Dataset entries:

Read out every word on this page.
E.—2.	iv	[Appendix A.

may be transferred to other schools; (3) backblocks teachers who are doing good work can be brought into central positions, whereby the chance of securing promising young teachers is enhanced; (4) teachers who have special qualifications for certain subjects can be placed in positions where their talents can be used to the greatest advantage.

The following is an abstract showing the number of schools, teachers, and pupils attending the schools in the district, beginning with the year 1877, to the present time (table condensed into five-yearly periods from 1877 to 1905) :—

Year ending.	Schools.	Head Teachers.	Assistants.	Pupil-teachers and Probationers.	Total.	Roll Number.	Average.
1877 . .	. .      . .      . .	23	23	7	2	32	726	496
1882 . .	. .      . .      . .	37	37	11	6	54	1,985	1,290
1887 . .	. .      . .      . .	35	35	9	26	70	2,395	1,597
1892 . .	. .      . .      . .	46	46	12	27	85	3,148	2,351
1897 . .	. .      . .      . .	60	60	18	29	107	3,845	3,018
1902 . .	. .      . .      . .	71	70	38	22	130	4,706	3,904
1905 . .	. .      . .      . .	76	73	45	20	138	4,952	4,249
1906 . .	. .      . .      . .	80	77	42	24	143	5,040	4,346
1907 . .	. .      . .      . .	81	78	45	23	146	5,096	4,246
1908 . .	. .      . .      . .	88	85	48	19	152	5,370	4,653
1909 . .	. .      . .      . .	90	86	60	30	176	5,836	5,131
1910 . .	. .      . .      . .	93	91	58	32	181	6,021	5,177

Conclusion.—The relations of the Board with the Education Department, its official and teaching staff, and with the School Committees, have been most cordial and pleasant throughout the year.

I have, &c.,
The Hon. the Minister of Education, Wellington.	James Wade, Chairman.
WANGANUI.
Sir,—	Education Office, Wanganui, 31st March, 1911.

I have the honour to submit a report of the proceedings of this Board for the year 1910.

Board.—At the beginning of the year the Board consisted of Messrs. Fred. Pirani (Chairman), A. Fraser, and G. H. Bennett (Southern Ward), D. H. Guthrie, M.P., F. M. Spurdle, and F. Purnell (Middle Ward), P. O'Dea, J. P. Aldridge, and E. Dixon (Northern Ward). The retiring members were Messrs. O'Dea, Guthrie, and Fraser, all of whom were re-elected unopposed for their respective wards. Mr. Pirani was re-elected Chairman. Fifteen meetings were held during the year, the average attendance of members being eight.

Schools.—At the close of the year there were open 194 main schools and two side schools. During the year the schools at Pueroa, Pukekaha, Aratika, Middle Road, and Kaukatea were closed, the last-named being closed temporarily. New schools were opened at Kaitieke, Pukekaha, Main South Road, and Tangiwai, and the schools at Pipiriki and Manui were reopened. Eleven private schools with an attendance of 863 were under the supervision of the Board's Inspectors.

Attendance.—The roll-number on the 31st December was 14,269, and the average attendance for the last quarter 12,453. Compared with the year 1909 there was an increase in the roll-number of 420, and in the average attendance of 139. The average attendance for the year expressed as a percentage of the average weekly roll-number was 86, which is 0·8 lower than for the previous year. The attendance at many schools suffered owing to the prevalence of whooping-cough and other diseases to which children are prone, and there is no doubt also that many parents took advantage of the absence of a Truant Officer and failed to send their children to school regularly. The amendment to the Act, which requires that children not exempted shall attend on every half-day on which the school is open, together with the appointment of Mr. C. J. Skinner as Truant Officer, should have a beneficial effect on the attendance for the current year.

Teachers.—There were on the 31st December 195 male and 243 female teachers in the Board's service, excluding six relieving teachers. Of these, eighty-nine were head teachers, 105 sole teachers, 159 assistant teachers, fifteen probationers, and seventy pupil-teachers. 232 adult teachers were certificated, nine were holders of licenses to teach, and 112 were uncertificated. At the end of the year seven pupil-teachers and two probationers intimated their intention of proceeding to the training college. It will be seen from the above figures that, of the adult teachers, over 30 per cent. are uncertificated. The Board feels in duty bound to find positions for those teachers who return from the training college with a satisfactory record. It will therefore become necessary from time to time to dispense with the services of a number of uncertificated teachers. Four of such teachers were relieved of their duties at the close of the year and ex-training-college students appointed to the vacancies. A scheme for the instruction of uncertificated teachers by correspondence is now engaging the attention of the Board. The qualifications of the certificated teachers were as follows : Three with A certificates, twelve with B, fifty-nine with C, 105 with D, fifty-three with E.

*Task prompt*: Only lines with the word "this" are wanted, so copy each one from the records.

*Exercise response*:
Read out every word on this page.
I have the honour to submit a report of the proceedings of this Board for the year 1910.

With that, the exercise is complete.